▶ **Task data**:
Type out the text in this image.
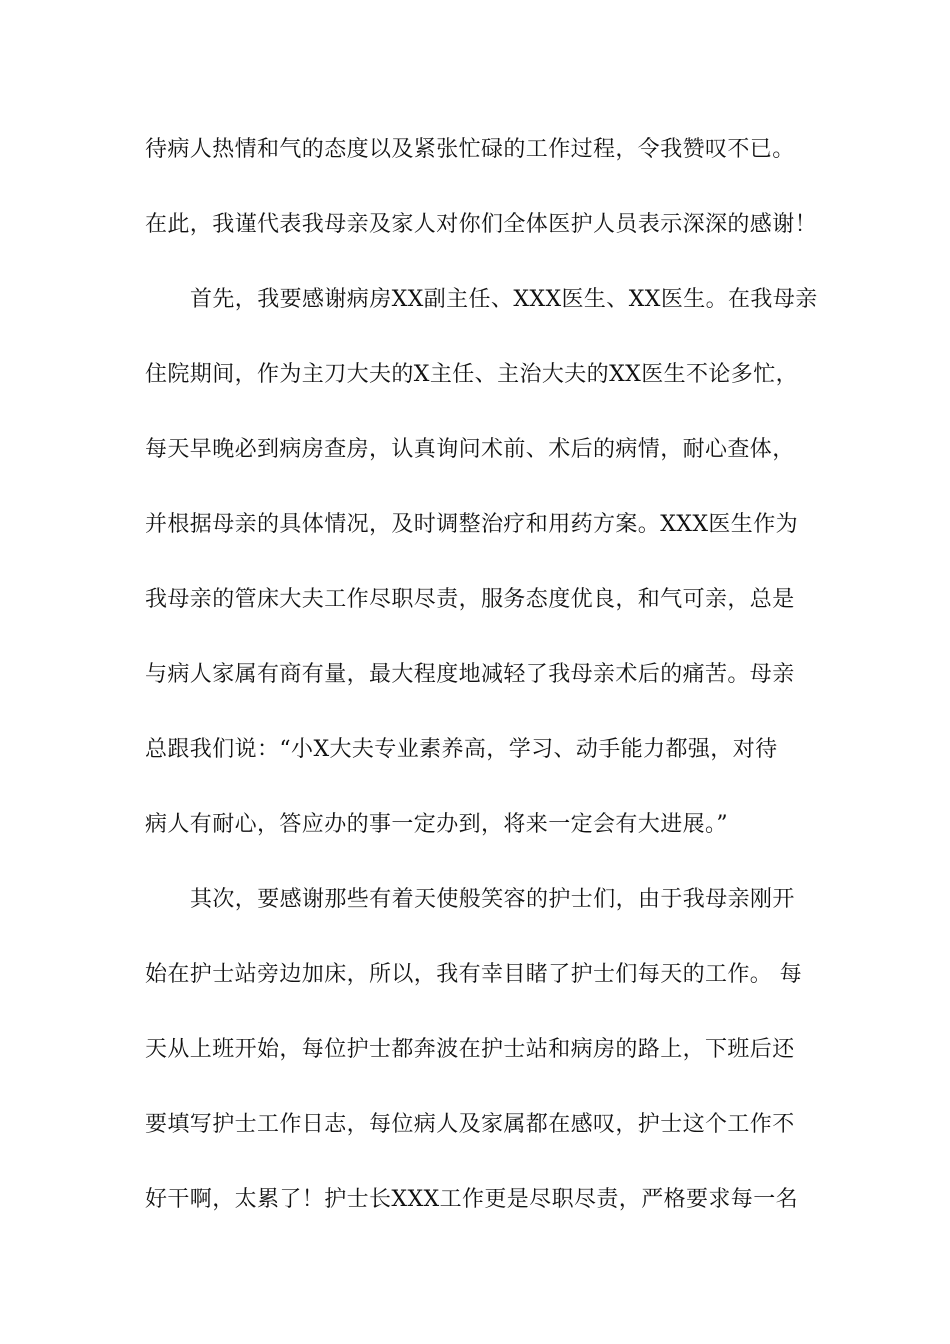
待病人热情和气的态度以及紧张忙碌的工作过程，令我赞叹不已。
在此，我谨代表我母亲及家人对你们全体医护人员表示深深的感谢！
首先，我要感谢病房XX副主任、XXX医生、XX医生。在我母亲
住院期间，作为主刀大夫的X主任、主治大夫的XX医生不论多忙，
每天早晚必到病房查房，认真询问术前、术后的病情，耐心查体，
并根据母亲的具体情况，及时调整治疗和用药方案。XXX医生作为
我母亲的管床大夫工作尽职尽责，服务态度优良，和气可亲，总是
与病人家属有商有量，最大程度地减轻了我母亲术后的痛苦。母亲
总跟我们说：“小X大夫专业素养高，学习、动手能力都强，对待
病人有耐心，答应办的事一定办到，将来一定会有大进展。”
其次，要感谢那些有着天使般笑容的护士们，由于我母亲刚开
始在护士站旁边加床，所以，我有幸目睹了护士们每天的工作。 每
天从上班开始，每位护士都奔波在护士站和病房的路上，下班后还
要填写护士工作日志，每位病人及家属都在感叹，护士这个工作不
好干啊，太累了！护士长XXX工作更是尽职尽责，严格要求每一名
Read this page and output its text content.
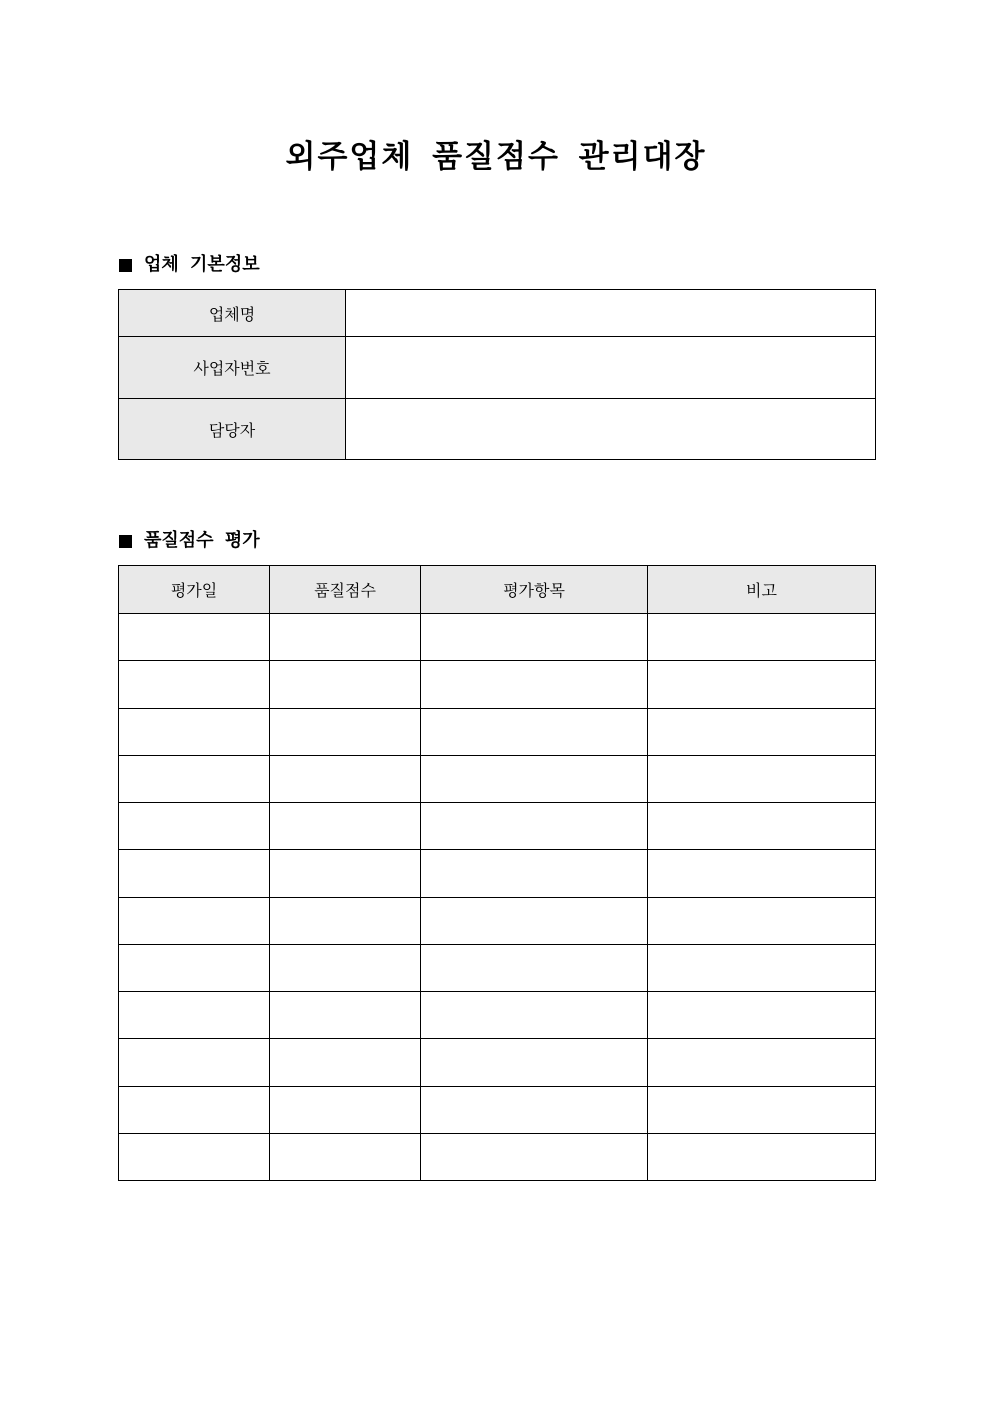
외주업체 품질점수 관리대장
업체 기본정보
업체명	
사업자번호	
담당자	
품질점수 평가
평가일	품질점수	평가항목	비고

...

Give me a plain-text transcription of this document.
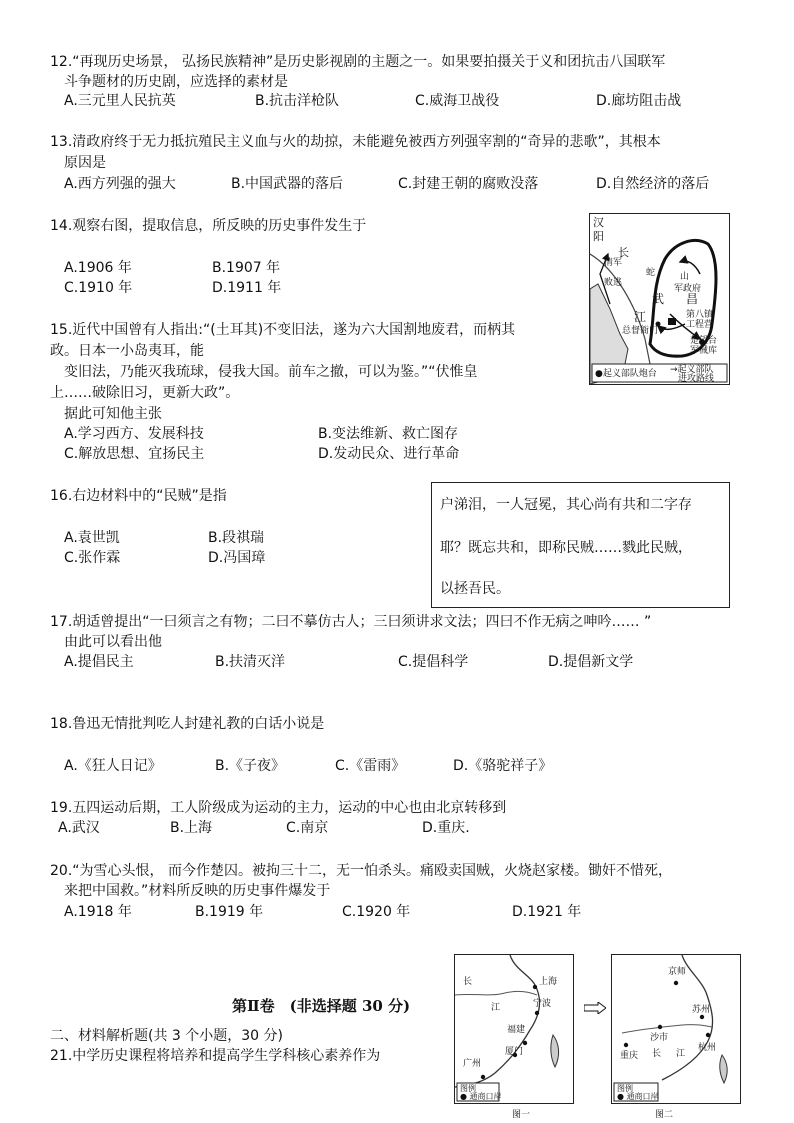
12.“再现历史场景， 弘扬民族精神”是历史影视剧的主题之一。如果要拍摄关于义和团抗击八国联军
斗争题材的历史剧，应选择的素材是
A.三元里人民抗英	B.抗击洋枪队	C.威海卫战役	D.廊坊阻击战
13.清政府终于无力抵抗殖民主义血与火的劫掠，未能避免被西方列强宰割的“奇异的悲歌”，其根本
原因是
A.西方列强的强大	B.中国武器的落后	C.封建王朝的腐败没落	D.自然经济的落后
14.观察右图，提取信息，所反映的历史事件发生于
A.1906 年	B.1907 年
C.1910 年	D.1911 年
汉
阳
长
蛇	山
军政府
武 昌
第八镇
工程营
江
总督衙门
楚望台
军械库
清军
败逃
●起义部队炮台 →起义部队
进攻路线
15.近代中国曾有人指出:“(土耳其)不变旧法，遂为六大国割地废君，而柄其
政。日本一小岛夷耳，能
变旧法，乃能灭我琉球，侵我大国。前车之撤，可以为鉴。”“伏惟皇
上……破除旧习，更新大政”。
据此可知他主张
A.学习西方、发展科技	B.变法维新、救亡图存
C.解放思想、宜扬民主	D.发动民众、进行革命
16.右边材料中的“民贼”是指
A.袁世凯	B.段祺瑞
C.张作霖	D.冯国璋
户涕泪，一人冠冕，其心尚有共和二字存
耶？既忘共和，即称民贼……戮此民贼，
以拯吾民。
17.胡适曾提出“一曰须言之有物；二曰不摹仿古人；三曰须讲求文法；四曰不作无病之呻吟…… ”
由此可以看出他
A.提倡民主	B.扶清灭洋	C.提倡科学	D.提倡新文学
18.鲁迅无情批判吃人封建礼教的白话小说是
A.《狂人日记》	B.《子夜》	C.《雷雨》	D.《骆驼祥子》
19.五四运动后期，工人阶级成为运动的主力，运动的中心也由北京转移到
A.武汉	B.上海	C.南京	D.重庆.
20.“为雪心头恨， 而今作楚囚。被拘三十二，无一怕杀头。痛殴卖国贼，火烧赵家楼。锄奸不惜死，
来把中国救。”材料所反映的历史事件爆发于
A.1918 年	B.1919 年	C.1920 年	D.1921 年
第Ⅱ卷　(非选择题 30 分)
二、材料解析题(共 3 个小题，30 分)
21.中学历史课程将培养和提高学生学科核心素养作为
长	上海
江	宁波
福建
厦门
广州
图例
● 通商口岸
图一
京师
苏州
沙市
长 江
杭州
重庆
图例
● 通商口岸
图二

...

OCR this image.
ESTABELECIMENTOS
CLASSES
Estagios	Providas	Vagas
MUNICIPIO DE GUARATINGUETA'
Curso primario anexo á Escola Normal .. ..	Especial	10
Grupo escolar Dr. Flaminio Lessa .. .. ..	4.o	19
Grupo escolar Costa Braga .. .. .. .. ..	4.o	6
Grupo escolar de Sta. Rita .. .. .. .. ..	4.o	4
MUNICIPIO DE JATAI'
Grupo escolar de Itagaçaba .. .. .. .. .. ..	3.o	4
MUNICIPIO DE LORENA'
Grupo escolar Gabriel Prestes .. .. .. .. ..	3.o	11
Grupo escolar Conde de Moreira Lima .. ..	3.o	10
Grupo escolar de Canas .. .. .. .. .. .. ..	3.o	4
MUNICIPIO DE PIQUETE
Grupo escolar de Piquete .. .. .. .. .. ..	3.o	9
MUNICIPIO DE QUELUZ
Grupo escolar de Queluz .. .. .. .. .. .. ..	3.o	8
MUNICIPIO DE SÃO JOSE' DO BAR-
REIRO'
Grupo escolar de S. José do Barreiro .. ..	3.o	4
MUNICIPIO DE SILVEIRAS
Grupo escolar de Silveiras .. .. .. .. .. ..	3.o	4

▶ **Written instruction**: Look for the word "MUNICIPIO" and return every line where it occurs.

▶ **Written response**:
MUNICIPIO DE GUARATINGUETA'
MUNICIPIO DE JATAI'
MUNICIPIO DE LORENA'
MUNICIPIO DE PIQUETE
MUNICIPIO DE QUELUZ
MUNICIPIO DE SÃO JOSE' DO BAR-
MUNICIPIO DE SILVEIRAS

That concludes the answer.